To do = Quote the entries word for word. Omit the pictures.

>>

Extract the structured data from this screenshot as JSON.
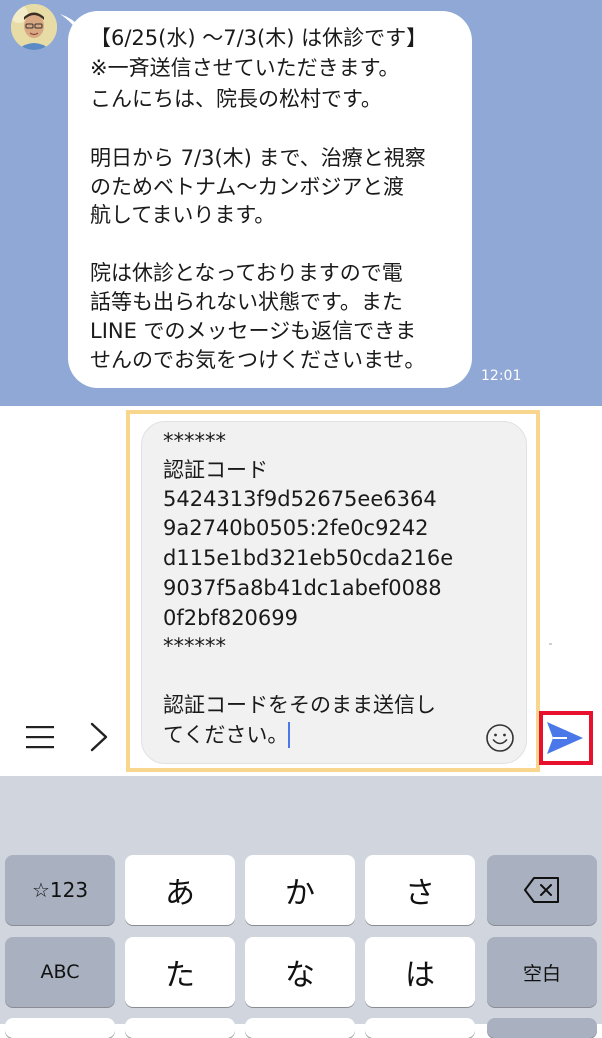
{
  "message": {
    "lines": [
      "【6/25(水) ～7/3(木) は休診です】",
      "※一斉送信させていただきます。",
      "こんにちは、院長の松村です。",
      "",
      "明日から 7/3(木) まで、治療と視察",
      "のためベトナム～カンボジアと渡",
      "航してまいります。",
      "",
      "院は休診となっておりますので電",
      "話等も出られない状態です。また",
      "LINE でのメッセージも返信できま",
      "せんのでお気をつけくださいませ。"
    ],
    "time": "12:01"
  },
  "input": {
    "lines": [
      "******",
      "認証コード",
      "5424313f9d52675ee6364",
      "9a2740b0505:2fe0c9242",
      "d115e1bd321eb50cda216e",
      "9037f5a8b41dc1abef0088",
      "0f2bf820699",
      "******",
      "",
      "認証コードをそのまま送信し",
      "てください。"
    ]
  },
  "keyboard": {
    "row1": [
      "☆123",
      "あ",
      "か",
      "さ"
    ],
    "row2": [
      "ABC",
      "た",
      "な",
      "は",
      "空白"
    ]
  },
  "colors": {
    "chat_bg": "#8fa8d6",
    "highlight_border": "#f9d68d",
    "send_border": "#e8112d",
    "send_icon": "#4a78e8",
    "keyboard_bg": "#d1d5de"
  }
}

<<

Solved problem =
Extract the structured data from this screenshot as JSON.
{
  "message": {
    "lines": [
      "【6/25(水) ～7/3(木) は休診です】",
      "※一斉送信させていただきます。",
      "こんにちは、院長の松村です。",
      "",
      "明日から 7/3(木) まで、治療と視察",
      "のためベトナム～カンボジアと渡",
      "航してまいります。",
      "",
      "院は休診となっておりますので電",
      "話等も出られない状態です。また",
      "LINE でのメッセージも返信できま",
      "せんのでお気をつけくださいませ。"
    ],
    "time": "12:01"
  },
  "input": {
    "lines": [
      "******",
      "認証コード",
      "5424313f9d52675ee6364",
      "9a2740b0505:2fe0c9242",
      "d115e1bd321eb50cda216e",
      "9037f5a8b41dc1abef0088",
      "0f2bf820699",
      "******",
      "",
      "認証コードをそのまま送信し",
      "てください。"
    ]
  },
  "keyboard": {
    "row1": [
      "☆123",
      "あ",
      "か",
      "さ"
    ],
    "row2": [
      "ABC",
      "た",
      "な",
      "は",
      "空白"
    ]
  },
  "colors": {
    "chat_bg": "#8fa8d6",
    "highlight_border": "#f9d68d",
    "send_border": "#e8112d",
    "send_icon": "#4a78e8",
    "keyboard_bg": "#d1d5de"
  }
}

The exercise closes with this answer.